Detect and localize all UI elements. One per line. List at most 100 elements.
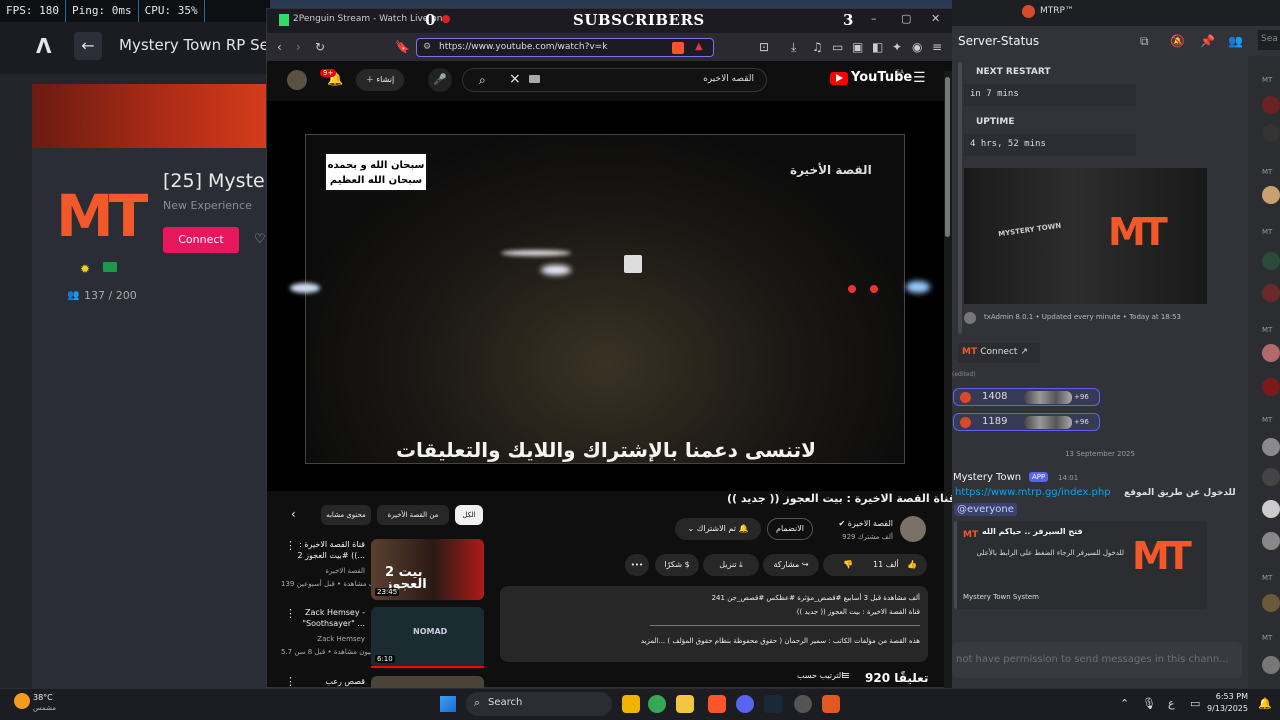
like-count[interactable]: 11 ألف — [873, 554, 899, 576]
download-icon[interactable]: ⤓ — [791, 40, 796, 55]
rec-title[interactable]: Zack Hemsey - "Soothsayer" ... — [287, 607, 365, 629]
language-indicator[interactable]: ع — [1168, 697, 1175, 710]
member-avatar[interactable] — [1262, 284, 1280, 302]
rec-title[interactable]: قصص رعب — [287, 676, 365, 687]
weather-temperature[interactable]: 38°C — [33, 693, 53, 702]
fivem-icon[interactable] — [822, 695, 840, 713]
settings-icon[interactable]: ⚙ — [423, 42, 431, 52]
message-input[interactable]: not have permission to send messages in … — [952, 642, 1242, 678]
like-icon[interactable]: 👍 — [907, 554, 917, 576]
member-avatar[interactable] — [1262, 438, 1280, 456]
rec-thumbnail[interactable] — [371, 676, 484, 688]
address-bar[interactable]: ⚙ https://www.youtube.com/watch?v=k ▲ — [416, 38, 714, 57]
reload-icon[interactable]: ↻ — [315, 40, 325, 54]
tab-title[interactable]: 2Penguin Stream - Watch Live on Ki — [293, 14, 443, 24]
member-avatar[interactable] — [1262, 252, 1280, 270]
description-box[interactable]: 241 ألف مشاهدة قبل 3 أسابيع #قصص_مؤثرة #… — [500, 586, 928, 662]
member-avatar[interactable] — [1262, 124, 1280, 142]
music-icon[interactable]: ♫ — [812, 40, 823, 54]
member-avatar[interactable] — [1262, 500, 1280, 518]
description-text[interactable]: هذه القصة من مؤلفات الكاتب : سمير الرحما… — [641, 637, 920, 645]
member-avatar[interactable] — [1262, 344, 1280, 362]
rec-title[interactable]: قناة القصة الاخيرة : بيت العجوز 2# ((... — [287, 539, 365, 561]
search-input[interactable]: Sea — [1258, 30, 1280, 50]
member-avatar[interactable] — [1262, 594, 1280, 612]
screenshot-icon[interactable]: ⊡ — [759, 40, 769, 54]
bookmark-icon[interactable]: 🔖 — [395, 40, 410, 54]
message-link[interactable]: https://www.mtrp.gg/index.php — [955, 487, 1111, 498]
rec-thumbnail[interactable]: بيت 2 العجوز 23:45 — [371, 539, 484, 600]
brave-rewards-icon[interactable]: ▲ — [695, 41, 703, 52]
clock-date[interactable]: 9/13/2025 — [1202, 704, 1248, 713]
member-avatar[interactable] — [1262, 656, 1280, 674]
rec-thumbnail[interactable]: NOMAD 6:10 — [371, 607, 484, 668]
create-button[interactable]: ＋ إنشاء — [356, 69, 404, 91]
download-button[interactable]: تنزيل ⤓ — [703, 554, 759, 576]
menu-icon[interactable]: ≡ — [932, 40, 942, 54]
dislike-icon[interactable]: 👎 — [843, 554, 853, 576]
pin-icon[interactable]: 📌 — [1200, 34, 1215, 48]
taskbar-search[interactable]: Search — [466, 692, 612, 716]
notification-bell-icon[interactable]: 🔔 — [1258, 697, 1272, 710]
maximize-button[interactable]: ▢ — [901, 12, 911, 25]
account-avatar[interactable] — [287, 70, 307, 90]
weather-description[interactable]: مشمس — [33, 704, 56, 712]
reaction-button[interactable]: 1189 +96 — [953, 413, 1100, 431]
rec-channel[interactable]: القصة الاخيرة — [281, 567, 365, 575]
channel-avatar[interactable] — [900, 516, 926, 542]
join-button[interactable]: الانضمام — [767, 518, 813, 540]
scrollbar-thumb[interactable] — [945, 77, 950, 237]
sidebar-icon[interactable]: ◧ — [872, 40, 883, 54]
share-button[interactable]: مشاركة ↪ — [763, 554, 819, 576]
forward-arrow-icon[interactable]: › — [296, 40, 301, 54]
url-text[interactable]: https://www.youtube.com/watch?v=k — [439, 42, 607, 52]
file-explorer-icon[interactable] — [622, 695, 640, 713]
obs-icon[interactable] — [794, 695, 812, 713]
everyone-mention[interactable]: @everyone — [954, 503, 1017, 516]
member-avatar[interactable] — [1262, 186, 1280, 204]
chips-prev-icon[interactable]: ‹ — [291, 507, 296, 521]
connect-button[interactable]: Connect — [163, 227, 239, 253]
channel-name[interactable]: ✔ القصة الاخيرة — [815, 519, 893, 528]
member-avatar[interactable] — [1262, 532, 1280, 550]
threads-icon[interactable]: ⧉ — [1140, 34, 1149, 49]
thanks-button[interactable]: شكرًا $ — [655, 554, 699, 576]
message-author[interactable]: Mystery Town — [953, 472, 1021, 483]
video-player[interactable]: سبحان الله و بحمده سبحان الله العظيم الق… — [267, 101, 944, 491]
more-actions-button[interactable]: ••• — [625, 554, 649, 576]
extensions-icon[interactable]: ✦ — [892, 40, 902, 54]
member-avatar[interactable] — [1262, 468, 1280, 486]
rec-channel[interactable]: Zack Hemsey — [281, 635, 365, 643]
wallet-icon[interactable]: ▣ — [852, 40, 863, 54]
chevron-up-icon[interactable]: ⌃ — [1120, 697, 1129, 710]
network-icon[interactable]: ▭ — [1190, 697, 1200, 710]
hamburger-menu-icon[interactable]: ☰ — [913, 70, 926, 86]
search-input[interactable]: القصه الاخيره — [703, 74, 754, 84]
member-avatar[interactable] — [1262, 378, 1280, 396]
member-avatar[interactable] — [1262, 96, 1280, 114]
back-button[interactable]: ← — [74, 32, 102, 60]
members-icon[interactable]: 👥 — [1228, 34, 1243, 48]
back-arrow-icon[interactable]: ‹ — [277, 40, 282, 54]
windows-start-icon[interactable] — [440, 696, 456, 712]
brave-shield-icon[interactable] — [672, 42, 684, 54]
chip-all[interactable]: الكل — [455, 505, 483, 525]
voice-search-icon[interactable]: 🎤 — [428, 68, 452, 92]
clear-icon[interactable]: × — [509, 71, 521, 87]
connect-link-button[interactable]: MT Connect ↗ — [958, 343, 1040, 363]
chip-from-channel[interactable]: من القصة الأخيرة — [377, 505, 449, 525]
clock-time[interactable]: 6:53 PM — [1208, 692, 1248, 701]
video-frame[interactable]: سبحان الله و بحمده سبحان الله العظيم الق… — [290, 134, 930, 464]
mute-icon[interactable]: 🔕 — [1170, 34, 1185, 48]
media-icon[interactable]: ▭ — [832, 40, 843, 54]
minimize-button[interactable]: – — [871, 12, 877, 25]
chip-similar[interactable]: محتوى مشابه — [321, 505, 371, 525]
heart-icon[interactable]: ♡ — [254, 232, 266, 247]
search-box[interactable]: ⌕ × القصه الاخيره — [462, 68, 767, 92]
steam-icon[interactable] — [764, 695, 782, 713]
microphone-icon[interactable]: 🎙 — [1142, 697, 1156, 710]
notes-app-icon[interactable] — [676, 695, 694, 713]
subscribed-button[interactable]: ⌄ تم الاشتراك 🔔 — [675, 518, 761, 540]
chrome-icon[interactable] — [648, 695, 666, 713]
keyboard-icon[interactable] — [529, 75, 540, 83]
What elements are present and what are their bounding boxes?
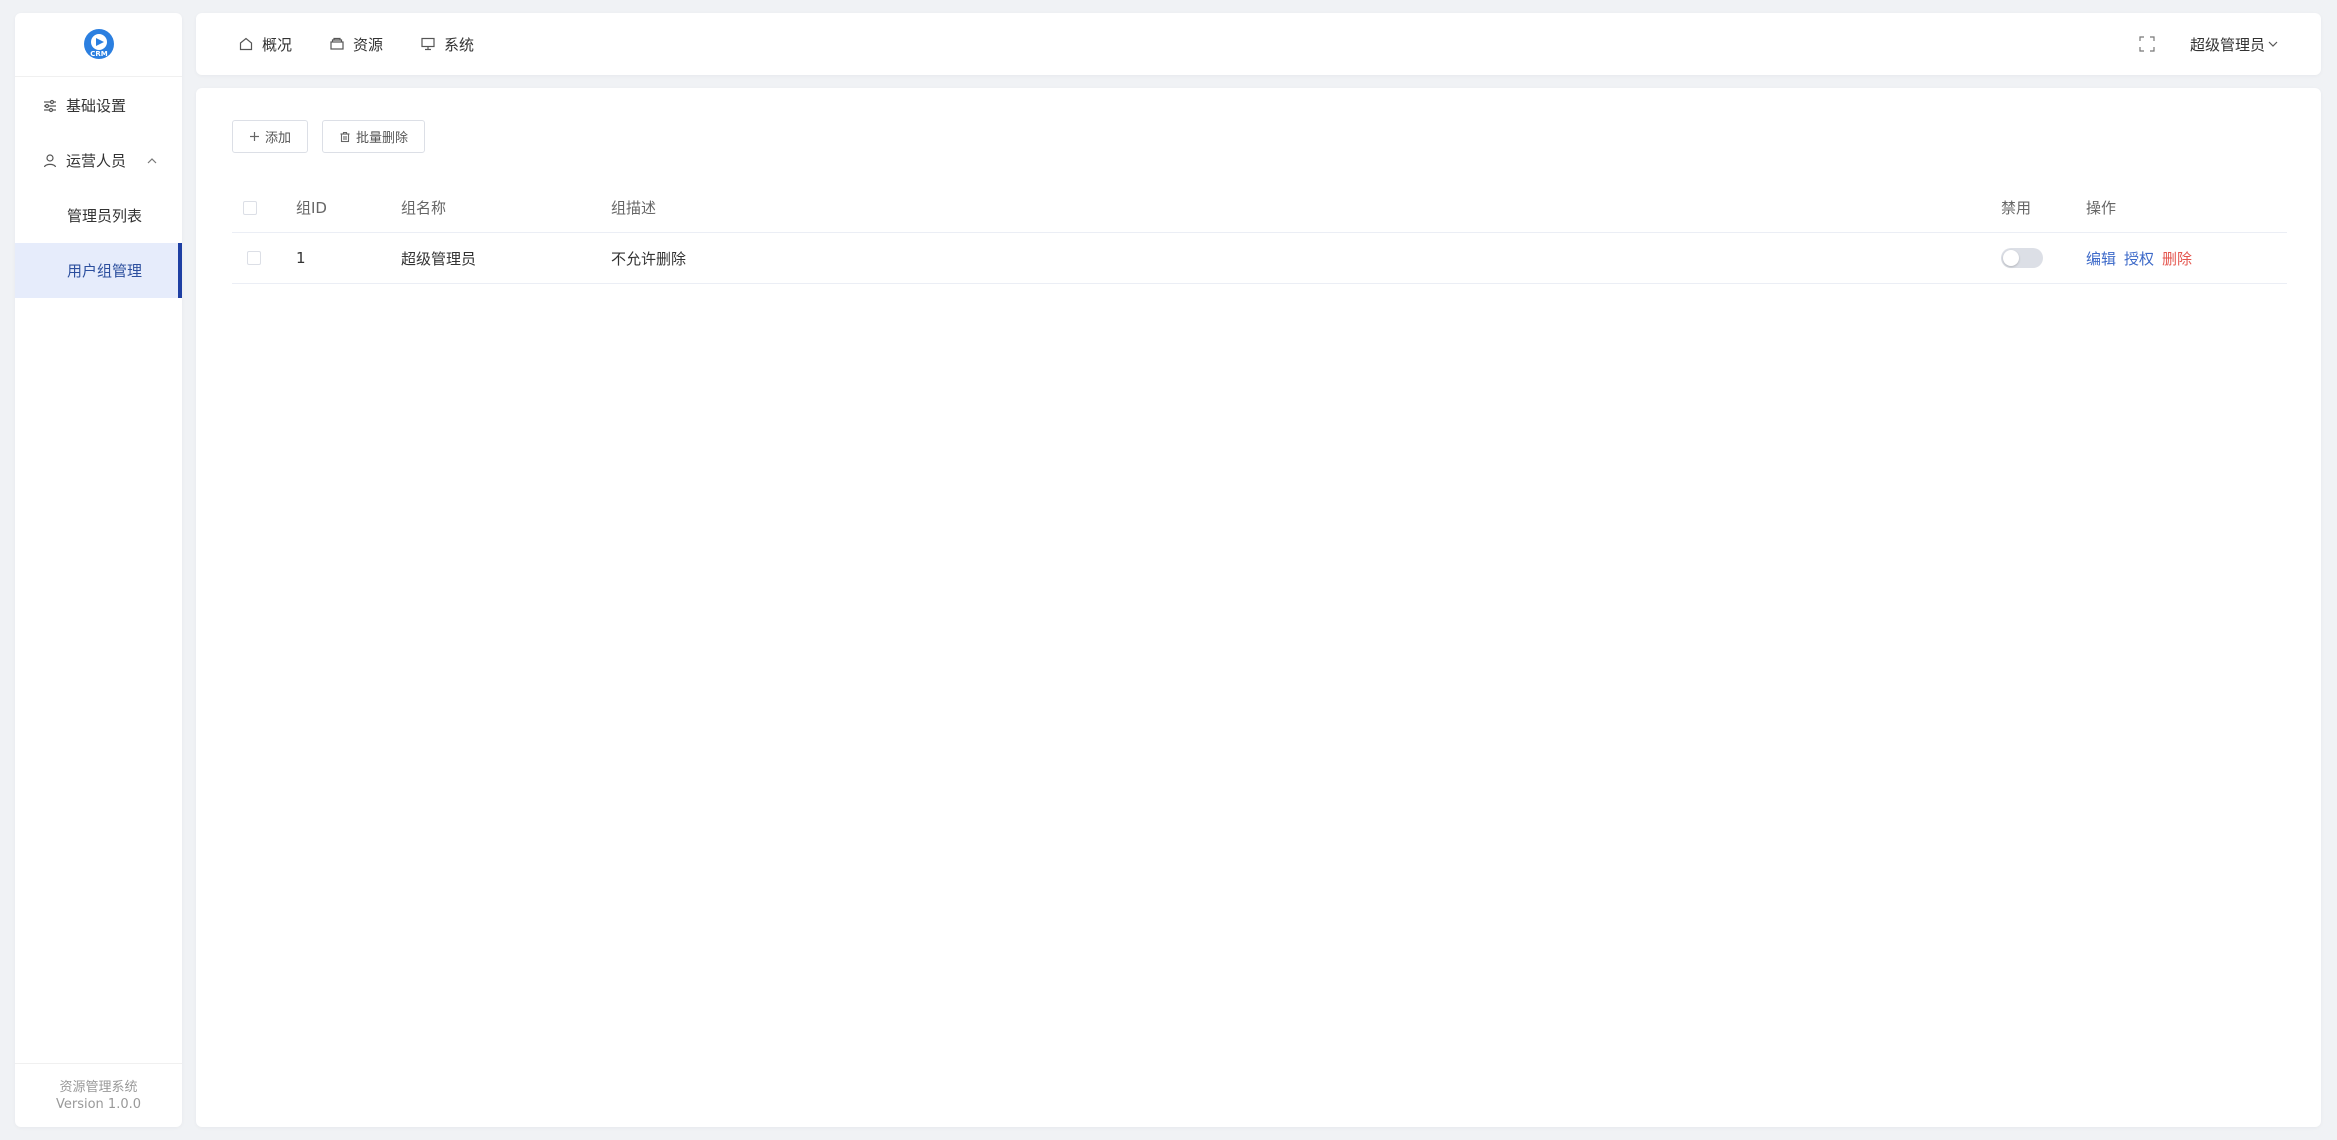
crm-logo-icon: CRM [83, 28, 114, 59]
main-panel: 添加 批量删除 组ID 组名称 组描述 禁用 操作 1 超级管理员 不允许删除 [196, 88, 2321, 1127]
home-icon [238, 36, 254, 52]
sidebar-item-label: 基础设置 [66, 97, 127, 115]
sliders-icon [42, 98, 58, 114]
row-checkbox-cell [232, 251, 296, 265]
table-header: 组ID 组名称 组描述 禁用 操作 [232, 183, 2287, 233]
toggle-knob [2003, 250, 2019, 266]
nav-label: 概况 [262, 35, 293, 54]
disable-toggle[interactable] [2001, 248, 2043, 268]
column-header: 组ID [296, 199, 327, 217]
user-icon [42, 153, 58, 169]
sidebar-item-admin-list[interactable]: 管理员列表 [15, 188, 182, 243]
top-header: 概况 资源 系统 超级管理员 [196, 13, 2321, 75]
chevron-up-icon[interactable] [146, 155, 158, 167]
column-header: 操作 [2086, 199, 2117, 217]
nav-system[interactable]: 系统 [420, 34, 474, 55]
toolbar: 添加 批量删除 [232, 120, 439, 153]
svg-text:CRM: CRM [90, 50, 108, 58]
column-header: 组描述 [611, 199, 657, 217]
select-all-checkbox[interactable] [243, 200, 257, 215]
sidebar-item-label: 用户组管理 [67, 262, 143, 280]
column-header: 组名称 [401, 199, 447, 217]
table-row: 1 超级管理员 不允许删除 编辑 授权 删除 [232, 233, 2287, 284]
app-logo[interactable]: CRM [15, 13, 182, 77]
group-desc: 不允许删除 [611, 249, 687, 268]
monitor-icon [420, 36, 436, 52]
grant-link[interactable]: 授权 [2124, 248, 2154, 269]
user-menu[interactable]: 超级管理员 [2190, 34, 2279, 55]
version-text: Version 1.0.0 [55, 1096, 141, 1112]
nav-label: 资源 [353, 35, 384, 54]
trash-icon [339, 131, 351, 143]
batch-delete-label: 批量删除 [356, 131, 409, 146]
sidebar-item-basic-settings[interactable]: 基础设置 [15, 78, 182, 133]
sidebar-item-label: 运营人员 [66, 152, 127, 170]
chevron-down-icon [2267, 38, 2279, 50]
delete-link[interactable]: 删除 [2162, 248, 2192, 269]
nav-overview[interactable]: 概况 [238, 34, 292, 55]
user-group-table: 组ID 组名称 组描述 禁用 操作 1 超级管理员 不允许删除 编辑 授权 删除 [232, 183, 2287, 284]
top-nav: 概况 资源 系统 [196, 34, 511, 55]
sidebar-item-operators[interactable]: 运营人员 [15, 133, 182, 188]
batch-delete-button[interactable]: 批量删除 [322, 120, 426, 153]
row-checkbox[interactable] [247, 251, 261, 265]
group-id: 1 [296, 249, 306, 267]
header-checkbox-cell [232, 200, 296, 215]
sidebar-item-user-group[interactable]: 用户组管理 [15, 243, 182, 298]
add-button-label: 添加 [265, 131, 292, 146]
column-header: 禁用 [2001, 199, 2032, 217]
sidebar: CRM 基础设置 运营人员 管理员列表 用户组管理 资源管理系统 Version… [15, 13, 182, 1127]
actions-cell: 编辑 授权 删除 [2086, 248, 2287, 269]
plus-icon [249, 131, 260, 142]
layers-icon [329, 36, 345, 52]
user-name: 超级管理员 [2189, 35, 2265, 54]
disable-cell [2001, 248, 2086, 268]
sidebar-item-label: 管理员列表 [67, 207, 143, 225]
sidebar-footer: 资源管理系统 Version 1.0.0 [15, 1063, 182, 1127]
nav-resources[interactable]: 资源 [329, 34, 383, 55]
fullscreen-icon[interactable] [2138, 35, 2156, 53]
header-right: 超级管理员 [2138, 34, 2321, 55]
group-name: 超级管理员 [401, 249, 477, 268]
nav-label: 系统 [444, 35, 475, 54]
edit-link[interactable]: 编辑 [2086, 248, 2116, 269]
system-name: 资源管理系统 [59, 1079, 138, 1095]
add-button[interactable]: 添加 [232, 120, 309, 153]
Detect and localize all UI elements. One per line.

+-------+

▶ Task description
Could you return, verbatim, the stretch of lines above from the one containing "like-count[interactable]: 11 ألف" through the one containing "rec-title[interactable]: قصص رعب", both included?

▶ Answer to this exercise
like-count[interactable]: 11 ألف — [873, 554, 899, 576]
download-icon[interactable]: ⤓ — [791, 40, 796, 55]
rec-title[interactable]: Zack Hemsey - "Soothsayer" ... — [287, 607, 365, 629]
language-indicator[interactable]: ع — [1168, 697, 1175, 710]
member-avatar[interactable] — [1262, 284, 1280, 302]
rec-title[interactable]: قصص رعب — [287, 676, 365, 687]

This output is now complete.